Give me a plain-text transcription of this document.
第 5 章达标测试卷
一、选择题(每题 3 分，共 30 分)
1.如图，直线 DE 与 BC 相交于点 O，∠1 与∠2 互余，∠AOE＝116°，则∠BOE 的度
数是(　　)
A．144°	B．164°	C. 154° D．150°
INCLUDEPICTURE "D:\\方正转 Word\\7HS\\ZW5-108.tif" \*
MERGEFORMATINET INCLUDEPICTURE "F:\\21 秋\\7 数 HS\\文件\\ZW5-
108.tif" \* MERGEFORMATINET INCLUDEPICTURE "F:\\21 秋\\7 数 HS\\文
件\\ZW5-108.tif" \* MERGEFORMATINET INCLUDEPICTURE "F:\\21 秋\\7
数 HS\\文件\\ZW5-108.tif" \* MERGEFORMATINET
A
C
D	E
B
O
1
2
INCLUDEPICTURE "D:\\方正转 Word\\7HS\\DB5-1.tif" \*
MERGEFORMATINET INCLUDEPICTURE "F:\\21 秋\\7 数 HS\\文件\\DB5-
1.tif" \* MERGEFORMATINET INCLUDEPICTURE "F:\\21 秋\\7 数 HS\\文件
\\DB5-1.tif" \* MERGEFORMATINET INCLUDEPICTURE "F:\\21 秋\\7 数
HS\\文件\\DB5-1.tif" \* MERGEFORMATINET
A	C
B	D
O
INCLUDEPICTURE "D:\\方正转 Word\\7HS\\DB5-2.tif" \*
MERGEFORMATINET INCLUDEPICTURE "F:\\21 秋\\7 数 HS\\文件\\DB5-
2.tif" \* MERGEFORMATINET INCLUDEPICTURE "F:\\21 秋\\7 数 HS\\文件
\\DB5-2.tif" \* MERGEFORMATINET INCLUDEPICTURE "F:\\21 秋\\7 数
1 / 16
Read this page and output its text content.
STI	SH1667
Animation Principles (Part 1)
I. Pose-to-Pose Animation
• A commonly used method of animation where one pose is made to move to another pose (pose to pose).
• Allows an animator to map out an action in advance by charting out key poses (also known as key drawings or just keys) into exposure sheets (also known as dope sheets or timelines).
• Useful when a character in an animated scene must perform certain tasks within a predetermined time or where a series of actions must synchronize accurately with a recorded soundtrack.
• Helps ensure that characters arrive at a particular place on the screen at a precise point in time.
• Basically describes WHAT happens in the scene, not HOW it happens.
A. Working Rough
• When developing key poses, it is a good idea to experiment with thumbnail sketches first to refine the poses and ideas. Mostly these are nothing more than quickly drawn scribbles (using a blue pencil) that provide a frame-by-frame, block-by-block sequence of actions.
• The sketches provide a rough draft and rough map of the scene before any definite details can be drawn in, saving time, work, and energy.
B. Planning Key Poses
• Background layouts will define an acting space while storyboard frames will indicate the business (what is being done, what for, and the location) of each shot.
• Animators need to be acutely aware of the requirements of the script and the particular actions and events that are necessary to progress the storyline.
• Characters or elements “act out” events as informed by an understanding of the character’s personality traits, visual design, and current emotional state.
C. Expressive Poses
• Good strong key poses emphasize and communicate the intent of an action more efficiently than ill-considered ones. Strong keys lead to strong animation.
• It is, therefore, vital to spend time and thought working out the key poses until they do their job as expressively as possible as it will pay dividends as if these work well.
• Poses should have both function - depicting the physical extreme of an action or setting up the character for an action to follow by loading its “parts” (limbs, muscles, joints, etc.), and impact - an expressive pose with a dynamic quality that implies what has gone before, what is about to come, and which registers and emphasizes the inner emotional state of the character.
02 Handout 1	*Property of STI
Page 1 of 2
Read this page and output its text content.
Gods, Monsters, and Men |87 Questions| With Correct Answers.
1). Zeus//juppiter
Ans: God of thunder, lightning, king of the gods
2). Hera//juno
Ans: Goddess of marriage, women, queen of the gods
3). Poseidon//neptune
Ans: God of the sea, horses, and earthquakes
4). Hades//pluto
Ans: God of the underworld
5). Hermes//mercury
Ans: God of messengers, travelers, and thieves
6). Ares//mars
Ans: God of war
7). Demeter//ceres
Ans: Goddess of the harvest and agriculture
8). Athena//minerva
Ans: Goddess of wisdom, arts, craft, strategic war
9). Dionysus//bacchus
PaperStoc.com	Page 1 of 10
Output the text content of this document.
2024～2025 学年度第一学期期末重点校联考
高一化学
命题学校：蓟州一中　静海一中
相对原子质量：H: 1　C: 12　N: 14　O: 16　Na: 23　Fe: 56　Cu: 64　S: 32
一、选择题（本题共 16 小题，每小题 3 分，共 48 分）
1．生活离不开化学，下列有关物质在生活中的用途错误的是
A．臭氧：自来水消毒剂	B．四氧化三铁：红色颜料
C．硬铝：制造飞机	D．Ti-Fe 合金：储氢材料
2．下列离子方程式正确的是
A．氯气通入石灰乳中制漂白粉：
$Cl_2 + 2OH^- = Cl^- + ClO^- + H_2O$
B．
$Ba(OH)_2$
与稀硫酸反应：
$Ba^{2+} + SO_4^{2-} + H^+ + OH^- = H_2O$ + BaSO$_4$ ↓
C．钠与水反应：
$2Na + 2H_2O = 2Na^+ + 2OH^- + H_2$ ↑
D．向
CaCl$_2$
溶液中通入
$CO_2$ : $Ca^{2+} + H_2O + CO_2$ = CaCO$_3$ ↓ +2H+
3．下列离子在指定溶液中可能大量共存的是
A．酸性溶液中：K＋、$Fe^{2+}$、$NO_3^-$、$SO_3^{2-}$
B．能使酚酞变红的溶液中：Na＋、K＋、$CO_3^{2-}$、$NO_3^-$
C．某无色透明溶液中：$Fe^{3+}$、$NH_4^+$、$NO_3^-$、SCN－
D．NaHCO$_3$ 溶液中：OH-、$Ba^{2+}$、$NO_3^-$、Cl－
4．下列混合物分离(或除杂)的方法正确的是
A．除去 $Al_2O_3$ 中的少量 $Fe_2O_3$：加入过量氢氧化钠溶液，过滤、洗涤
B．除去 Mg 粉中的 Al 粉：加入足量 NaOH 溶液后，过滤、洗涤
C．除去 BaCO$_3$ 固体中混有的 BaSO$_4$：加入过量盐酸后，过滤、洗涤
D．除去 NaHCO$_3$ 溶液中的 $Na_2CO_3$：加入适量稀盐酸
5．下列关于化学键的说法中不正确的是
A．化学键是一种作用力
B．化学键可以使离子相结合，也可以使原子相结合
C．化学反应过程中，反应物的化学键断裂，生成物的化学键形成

§ SHORT TASK: Copy out the whole listing exactly as written.

§ ANSWER IN FULL:
Give me a plain-text transcription of this document.
第 5 章达标测试卷
一、选择题(每题 3 分，共 30 分)
1.如图，直线 DE 与 BC 相交于点 O，∠1 与∠2 互余，∠AOE＝116°，则∠BOE 的度
数是(　　)
A．144°	B．164°	C. 154° D．150°
INCLUDEPICTURE "D:\\方正转 Word\\7HS\\ZW5-108.tif" \*
MERGEFORMATINET INCLUDEPICTURE "F:\\21 秋\\7 数 HS\\文件\\ZW5-
108.tif" \* MERGEFORMATINET INCLUDEPICTURE "F:\\21 秋\\7 数 HS\\文
件\\ZW5-108.tif" \* MERGEFORMATINET INCLUDEPICTURE "F:\\21 秋\\7
数 HS\\文件\\ZW5-108.tif" \* MERGEFORMATINET
A
C
D	E
B
O
1
2
INCLUDEPICTURE "D:\\方正转 Word\\7HS\\DB5-1.tif" \*
MERGEFORMATINET INCLUDEPICTURE "F:\\21 秋\\7 数 HS\\文件\\DB5-
1.tif" \* MERGEFORMATINET INCLUDEPICTURE "F:\\21 秋\\7 数 HS\\文件
\\DB5-1.tif" \* MERGEFORMATINET INCLUDEPICTURE "F:\\21 秋\\7 数
HS\\文件\\DB5-1.tif" \* MERGEFORMATINET
A	C
B	D
O
INCLUDEPICTURE "D:\\方正转 Word\\7HS\\DB5-2.tif" \*
MERGEFORMATINET INCLUDEPICTURE "F:\\21 秋\\7 数 HS\\文件\\DB5-
2.tif" \* MERGEFORMATINET INCLUDEPICTURE "F:\\21 秋\\7 数 HS\\文件
\\DB5-2.tif" \* MERGEFORMATINET INCLUDEPICTURE "F:\\21 秋\\7 数
1 / 16
Read this page and output its text content.
STI	SH1667
Animation Principles (Part 1)
I. Pose-to-Pose Animation
• A commonly used method of animation where one pose is made to move to another pose (pose to pose).
• Allows an animator to map out an action in advance by charting out key poses (also known as key drawings or just keys) into exposure sheets (also known as dope sheets or timelines).
• Useful when a character in an animated scene must perform certain tasks within a predetermined time or where a series of actions must synchronize accurately with a recorded soundtrack.
• Helps ensure that characters arrive at a particular place on the screen at a precise point in time.
• Basically describes WHAT happens in the scene, not HOW it happens.
A. Working Rough
• When developing key poses, it is a good idea to experiment with thumbnail sketches first to refine the poses and ideas. Mostly these are nothing more than quickly drawn scribbles (using a blue pencil) that provide a frame-by-frame, block-by-block sequence of actions.
• The sketches provide a rough draft and rough map of the scene before any definite details can be drawn in, saving time, work, and energy.
B. Planning Key Poses
• Background layouts will define an acting space while storyboard frames will indicate the business (what is being done, what for, and the location) of each shot.
• Animators need to be acutely aware of the requirements of the script and the particular actions and events that are necessary to progress the storyline.
• Characters or elements “act out” events as informed by an understanding of the character’s personality traits, visual design, and current emotional state.
C. Expressive Poses
• Good strong key poses emphasize and communicate the intent of an action more efficiently than ill-considered ones. Strong keys lead to strong animation.
• It is, therefore, vital to spend time and thought working out the key poses until they do their job as expressively as possible as it will pay dividends as if these work well.
• Poses should have both function - depicting the physical extreme of an action or setting up the character for an action to follow by loading its “parts” (limbs, muscles, joints, etc.), and impact - an expressive pose with a dynamic quality that implies what has gone before, what is about to come, and which registers and emphasizes the inner emotional state of the character.
02 Handout 1	*Property of STI
Page 1 of 2
Read this page and output its text content.
Gods, Monsters, and Men |87 Questions| With Correct Answers.
1). Zeus//juppiter
Ans: God of thunder, lightning, king of the gods
2). Hera//juno
Ans: Goddess of marriage, women, queen of the gods
3). Poseidon//neptune
Ans: God of the sea, horses, and earthquakes
4). Hades//pluto
Ans: God of the underworld
5). Hermes//mercury
Ans: God of messengers, travelers, and thieves
6). Ares//mars
Ans: God of war
7). Demeter//ceres
Ans: Goddess of the harvest and agriculture
8). Athena//minerva
Ans: Goddess of wisdom, arts, craft, strategic war
9). Dionysus//bacchus
PaperStoc.com	Page 1 of 10
Output the text content of this document.
2024～2025 学年度第一学期期末重点校联考
高一化学
命题学校：蓟州一中　静海一中
相对原子质量：H: 1　C: 12　N: 14　O: 16　Na: 23　Fe: 56　Cu: 64　S: 32
一、选择题（本题共 16 小题，每小题 3 分，共 48 分）
1．生活离不开化学，下列有关物质在生活中的用途错误的是
A．臭氧：自来水消毒剂	B．四氧化三铁：红色颜料
C．硬铝：制造飞机	D．Ti-Fe 合金：储氢材料
2．下列离子方程式正确的是
A．氯气通入石灰乳中制漂白粉：
$Cl_2 + 2OH^- = Cl^- + ClO^- + H_2O$
B．
$Ba(OH)_2$
与稀硫酸反应：
$Ba^{2+} + SO_4^{2-} + H^+ + OH^- = H_2O$ + BaSO$_4$ ↓
C．钠与水反应：
$2Na + 2H_2O = 2Na^+ + 2OH^- + H_2$ ↑
D．向
CaCl$_2$
溶液中通入
$CO_2$ : $Ca^{2+} + H_2O + CO_2$ = CaCO$_3$ ↓ +2H+
3．下列离子在指定溶液中可能大量共存的是
A．酸性溶液中：K＋、$Fe^{2+}$、$NO_3^-$、$SO_3^{2-}$
B．能使酚酞变红的溶液中：Na＋、K＋、$CO_3^{2-}$、$NO_3^-$
C．某无色透明溶液中：$Fe^{3+}$、$NH_4^+$、$NO_3^-$、SCN－
D．NaHCO$_3$ 溶液中：OH-、$Ba^{2+}$、$NO_3^-$、Cl－
4．下列混合物分离(或除杂)的方法正确的是
A．除去 $Al_2O_3$ 中的少量 $Fe_2O_3$：加入过量氢氧化钠溶液，过滤、洗涤
B．除去 Mg 粉中的 Al 粉：加入足量 NaOH 溶液后，过滤、洗涤
C．除去 BaCO$_3$ 固体中混有的 BaSO$_4$：加入过量盐酸后，过滤、洗涤
D．除去 NaHCO$_3$ 溶液中的 $Na_2CO_3$：加入适量稀盐酸
5．下列关于化学键的说法中不正确的是
A．化学键是一种作用力
B．化学键可以使离子相结合，也可以使原子相结合
C．化学反应过程中，反应物的化学键断裂，生成物的化学键形成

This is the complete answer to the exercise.